Text passage
= Beginning of Section =

Hear Me Out: ‘One Fine Morning’ is Léa Seydoux’s best performance
French filmmaker Mia Hansen-Løve has been making quietly beautiful films for the past 20 years, earning herself several awards from prestigious festivals like Cannes and Berlin. With One Fine Morning, the director has released one of her greatest movies so far, with Léa Seydoux giving a career-defining performance as protagonist Sandra.
The movie follows Sandra’s attempts to come to terms with her father Georg’s declining health, which forces him into a nursing home. A widowed single mother, Sandra simultaneously embarks on an affair with an old friend, the married Clément, who offers her moments of respite from her emotional situation. Sandra must grapple with her father becoming a stranger – his condition causes memory loss, blindness and mobility issues – while balancing newness and possibility. These contrasting worlds reflect the natural, unpredictable swing of life, suggesting that we can still find hope, love and happiness in the worst of situations.
Seydoux’s performance is nothing short of incredible. Sandra has been alone, besides her young daughter, Linn, for five years and almost retreats into the belief that her romantic life is now over. Yet, after bumping into Clément, played by Melvil Poupaud, one of two Eric Rohmer stars in the movie, she unlocks something within herself that she’d almost lost. The two embark on a guilt-ridden affair, with Clément asking Sandra, “How could this body stay asleep for so long?” while lying beside each other.
Meanwhile, Sandra must move Georg into a nursing home, finding herself unable to fully process his condition as he loses himself to the disease. Surrounded by his books, Sandra declares that “they form his portrait”, possessing more of his soul than “the person at the nursing home”. It’s a heartbreakingly insightful observation, and Seydoux’s poignant yet reserved delivery to her daughter makes the scene the movie’s standout moment.

= End of Section =

Supplied entries
= Beginning of Section =

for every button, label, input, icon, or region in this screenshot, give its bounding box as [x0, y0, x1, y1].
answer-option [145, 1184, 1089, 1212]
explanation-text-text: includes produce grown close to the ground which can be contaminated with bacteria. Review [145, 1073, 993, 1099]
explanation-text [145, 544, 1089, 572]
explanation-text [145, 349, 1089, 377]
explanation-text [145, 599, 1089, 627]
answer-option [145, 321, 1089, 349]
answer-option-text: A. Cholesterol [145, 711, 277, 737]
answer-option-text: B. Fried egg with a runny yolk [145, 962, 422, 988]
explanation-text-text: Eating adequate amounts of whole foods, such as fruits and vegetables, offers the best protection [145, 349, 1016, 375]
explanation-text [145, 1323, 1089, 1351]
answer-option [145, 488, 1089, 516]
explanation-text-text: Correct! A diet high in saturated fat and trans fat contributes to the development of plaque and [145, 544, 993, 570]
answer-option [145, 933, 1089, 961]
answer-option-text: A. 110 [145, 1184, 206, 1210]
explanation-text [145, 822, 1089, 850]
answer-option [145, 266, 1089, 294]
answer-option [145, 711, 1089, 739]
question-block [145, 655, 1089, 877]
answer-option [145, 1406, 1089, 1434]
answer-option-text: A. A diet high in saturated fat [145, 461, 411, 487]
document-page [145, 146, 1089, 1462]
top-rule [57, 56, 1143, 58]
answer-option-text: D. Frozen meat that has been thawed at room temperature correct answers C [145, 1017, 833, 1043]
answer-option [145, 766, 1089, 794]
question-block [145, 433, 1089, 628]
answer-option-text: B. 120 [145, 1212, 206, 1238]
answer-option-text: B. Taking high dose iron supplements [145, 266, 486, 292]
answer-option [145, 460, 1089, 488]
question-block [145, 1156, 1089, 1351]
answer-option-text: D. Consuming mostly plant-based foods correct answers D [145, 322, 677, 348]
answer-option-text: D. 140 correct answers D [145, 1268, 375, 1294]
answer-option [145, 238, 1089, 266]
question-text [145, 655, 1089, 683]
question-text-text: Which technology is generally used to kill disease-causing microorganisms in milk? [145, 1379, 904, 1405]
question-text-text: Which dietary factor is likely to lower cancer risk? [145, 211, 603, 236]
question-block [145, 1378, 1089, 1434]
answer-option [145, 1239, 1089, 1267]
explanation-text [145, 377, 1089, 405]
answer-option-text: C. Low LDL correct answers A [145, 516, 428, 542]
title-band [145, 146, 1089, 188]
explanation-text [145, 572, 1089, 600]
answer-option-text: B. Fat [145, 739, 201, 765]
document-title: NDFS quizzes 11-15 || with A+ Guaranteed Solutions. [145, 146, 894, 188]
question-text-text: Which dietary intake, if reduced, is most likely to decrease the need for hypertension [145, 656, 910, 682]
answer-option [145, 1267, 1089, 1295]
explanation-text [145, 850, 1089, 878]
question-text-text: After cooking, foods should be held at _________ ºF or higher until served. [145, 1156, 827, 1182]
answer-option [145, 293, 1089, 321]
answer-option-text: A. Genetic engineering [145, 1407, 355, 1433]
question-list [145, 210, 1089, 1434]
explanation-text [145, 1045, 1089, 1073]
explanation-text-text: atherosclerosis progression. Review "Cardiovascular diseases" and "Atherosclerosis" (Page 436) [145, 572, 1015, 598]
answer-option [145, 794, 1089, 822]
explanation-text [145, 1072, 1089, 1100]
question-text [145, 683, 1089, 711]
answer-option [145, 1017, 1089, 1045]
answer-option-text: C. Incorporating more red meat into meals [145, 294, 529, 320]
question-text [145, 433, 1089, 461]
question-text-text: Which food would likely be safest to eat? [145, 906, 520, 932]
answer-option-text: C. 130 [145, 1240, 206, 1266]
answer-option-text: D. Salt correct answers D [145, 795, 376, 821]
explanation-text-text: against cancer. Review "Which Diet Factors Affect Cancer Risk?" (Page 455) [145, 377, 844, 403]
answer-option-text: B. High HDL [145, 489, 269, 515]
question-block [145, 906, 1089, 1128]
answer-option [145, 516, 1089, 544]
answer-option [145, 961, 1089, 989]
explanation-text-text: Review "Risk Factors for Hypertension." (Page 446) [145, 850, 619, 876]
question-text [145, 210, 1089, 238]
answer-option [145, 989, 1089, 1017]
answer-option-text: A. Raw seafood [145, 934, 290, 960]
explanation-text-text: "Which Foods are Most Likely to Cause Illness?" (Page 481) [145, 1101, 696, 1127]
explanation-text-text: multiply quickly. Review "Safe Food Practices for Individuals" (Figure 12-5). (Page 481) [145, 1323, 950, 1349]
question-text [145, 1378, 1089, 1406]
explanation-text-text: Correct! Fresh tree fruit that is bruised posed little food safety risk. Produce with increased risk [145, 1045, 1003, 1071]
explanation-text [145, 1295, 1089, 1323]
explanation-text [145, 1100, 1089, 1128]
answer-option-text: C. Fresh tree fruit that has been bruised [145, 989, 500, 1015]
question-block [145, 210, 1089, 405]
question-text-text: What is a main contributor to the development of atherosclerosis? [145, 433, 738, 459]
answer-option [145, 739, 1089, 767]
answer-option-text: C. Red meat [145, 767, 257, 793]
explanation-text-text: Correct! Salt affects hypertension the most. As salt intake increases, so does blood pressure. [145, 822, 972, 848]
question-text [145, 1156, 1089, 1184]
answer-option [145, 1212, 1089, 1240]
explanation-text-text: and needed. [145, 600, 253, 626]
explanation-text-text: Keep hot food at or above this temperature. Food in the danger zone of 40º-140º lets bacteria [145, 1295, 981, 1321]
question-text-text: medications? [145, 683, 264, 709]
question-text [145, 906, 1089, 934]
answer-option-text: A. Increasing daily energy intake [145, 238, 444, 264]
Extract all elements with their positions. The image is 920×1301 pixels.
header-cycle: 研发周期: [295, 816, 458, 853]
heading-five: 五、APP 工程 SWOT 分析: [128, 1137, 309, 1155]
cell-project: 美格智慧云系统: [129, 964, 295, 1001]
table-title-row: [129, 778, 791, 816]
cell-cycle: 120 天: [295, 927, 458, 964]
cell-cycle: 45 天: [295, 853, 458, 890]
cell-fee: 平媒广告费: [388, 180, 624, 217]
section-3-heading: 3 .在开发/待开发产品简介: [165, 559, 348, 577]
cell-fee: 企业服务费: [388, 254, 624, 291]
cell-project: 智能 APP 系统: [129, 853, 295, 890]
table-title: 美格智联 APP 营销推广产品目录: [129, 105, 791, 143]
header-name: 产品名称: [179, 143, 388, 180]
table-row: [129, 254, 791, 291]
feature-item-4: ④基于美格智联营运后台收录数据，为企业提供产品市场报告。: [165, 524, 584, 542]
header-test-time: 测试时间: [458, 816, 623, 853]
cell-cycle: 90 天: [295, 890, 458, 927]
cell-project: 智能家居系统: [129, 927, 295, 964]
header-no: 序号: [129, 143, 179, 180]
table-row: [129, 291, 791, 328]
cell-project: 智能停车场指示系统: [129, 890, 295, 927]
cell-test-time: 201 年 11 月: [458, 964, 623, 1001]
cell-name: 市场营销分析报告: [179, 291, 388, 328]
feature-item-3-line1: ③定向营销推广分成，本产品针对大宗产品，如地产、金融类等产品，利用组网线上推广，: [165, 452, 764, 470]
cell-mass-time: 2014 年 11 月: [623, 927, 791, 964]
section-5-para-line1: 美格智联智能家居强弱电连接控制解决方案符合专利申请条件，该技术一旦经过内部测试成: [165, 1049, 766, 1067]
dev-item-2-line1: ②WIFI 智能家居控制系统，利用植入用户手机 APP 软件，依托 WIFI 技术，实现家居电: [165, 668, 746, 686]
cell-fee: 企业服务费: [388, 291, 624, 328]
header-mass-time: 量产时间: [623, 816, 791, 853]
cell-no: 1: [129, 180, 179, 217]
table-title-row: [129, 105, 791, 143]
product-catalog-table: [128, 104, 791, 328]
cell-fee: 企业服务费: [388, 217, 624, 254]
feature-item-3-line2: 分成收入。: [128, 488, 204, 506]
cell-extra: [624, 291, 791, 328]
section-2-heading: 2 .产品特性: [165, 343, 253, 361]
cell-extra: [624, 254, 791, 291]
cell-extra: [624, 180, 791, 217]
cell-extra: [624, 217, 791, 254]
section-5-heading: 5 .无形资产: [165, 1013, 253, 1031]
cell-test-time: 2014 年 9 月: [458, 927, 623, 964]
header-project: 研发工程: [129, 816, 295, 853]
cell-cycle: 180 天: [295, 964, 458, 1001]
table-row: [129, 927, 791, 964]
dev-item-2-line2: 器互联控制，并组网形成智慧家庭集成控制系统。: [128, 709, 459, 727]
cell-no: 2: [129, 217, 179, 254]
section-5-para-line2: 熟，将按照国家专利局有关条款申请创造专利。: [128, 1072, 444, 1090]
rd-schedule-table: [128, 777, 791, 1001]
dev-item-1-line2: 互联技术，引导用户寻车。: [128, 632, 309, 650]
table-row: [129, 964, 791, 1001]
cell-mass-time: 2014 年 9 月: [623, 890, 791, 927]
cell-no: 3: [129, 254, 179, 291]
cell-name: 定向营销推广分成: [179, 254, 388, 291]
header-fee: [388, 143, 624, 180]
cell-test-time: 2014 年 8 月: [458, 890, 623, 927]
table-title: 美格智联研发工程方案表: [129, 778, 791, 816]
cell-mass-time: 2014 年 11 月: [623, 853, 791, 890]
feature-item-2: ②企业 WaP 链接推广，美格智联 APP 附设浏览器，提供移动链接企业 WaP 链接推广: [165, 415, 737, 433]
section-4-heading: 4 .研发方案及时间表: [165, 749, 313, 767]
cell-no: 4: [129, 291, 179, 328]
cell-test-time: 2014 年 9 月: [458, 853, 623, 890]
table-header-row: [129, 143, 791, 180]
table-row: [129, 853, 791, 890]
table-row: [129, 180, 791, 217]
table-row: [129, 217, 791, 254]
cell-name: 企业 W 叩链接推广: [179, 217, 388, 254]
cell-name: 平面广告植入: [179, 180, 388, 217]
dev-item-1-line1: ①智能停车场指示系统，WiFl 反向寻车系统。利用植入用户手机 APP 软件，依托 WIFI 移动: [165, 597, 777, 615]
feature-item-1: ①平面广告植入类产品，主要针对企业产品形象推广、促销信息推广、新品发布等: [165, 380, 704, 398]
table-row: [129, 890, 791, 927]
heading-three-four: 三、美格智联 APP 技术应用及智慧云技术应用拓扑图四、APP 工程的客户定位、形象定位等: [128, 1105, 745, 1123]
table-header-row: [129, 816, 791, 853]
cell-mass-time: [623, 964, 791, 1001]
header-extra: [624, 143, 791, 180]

= End of Section =

Explore the material
1. In the review of One Fine Morning, reproduce word for word the passage starting with "Seydoux’s performance is" and going on through "beside each other.".
2. According to the review of One Fine Morning, which actor plays Clément?
3. Extend the review of One Fine Morning, picking up right after its final sentence.

Answers to the exercises
1.
Seydoux’s performance is nothing short of incredible. Sandra has been alone, besides her young daughter, Linn, for five years and almost retreats into the belief that her romantic life is now over. Yet, after bumping into Clément, played by Melvil Poupaud, one of two Eric Rohmer stars in the movie, she unlocks something within herself that she’d almost lost. The two embark on a guilt-ridden affair, with Clément asking Sandra, “How could this body stay asleep for so long?” while lying beside each other.

2. Melvil Poupaud

3.
Greggory’s performance as Georg is also fantastic, expertly conveying how such cruel diseases strip a person of themselves, leaving them as nothing but a body, unable to recognise those they love. In response, Sandra shows amazing strength, attempting to compose herself as much as possible when she visits him, yet through Seydoux’s subtle facial expressions, her fear cracks through.
However, these tragic moments are contrasted with scenes of small joys, such as the adults pretending to be Santa Claus or Sandra, Clément and Linn standing together, overlooking the Sacre-Cœur. Hansen-Løve proves that in an unfair world full of pain and anguish – tremendous joy, optimism and beauty also exist. These moments of simplicity keep Sandra going through it all, and Seydoux allows her character to delight in these little scenes of happiness and love, allowing her demeanour to relax and embrace life’s pleasures.
Yet, whenever Seydoux is reduced to tears, it’s hard not to want to cry along with her. Her ability to convey depths of emotion without breaking into intense outbursts or screams makes her performance so special. There are no over-blown dramatic moments. Instead, Sandra moves between surrendering to her pain and maintaining composure in a way that feels wholly real.
The film moves through a dichotomy of happiness and sadness, highlighting life’s inevitable difficulties while illuminating the little things that keep us going. One Fine Morning is a beautiful exploration of the intersection between beginnings and endings, welcoming change and embracing both the good and the bad. Seydoux’s performance is easily one of the greatest of her impressive career, which has spanned Wes Anderson flicks, French indie dramas and James Bond films. However, with the emotionally poignant and deeply complex role of Sandra in One Fine Morning, Seydoux has proved just how tremendous she really is.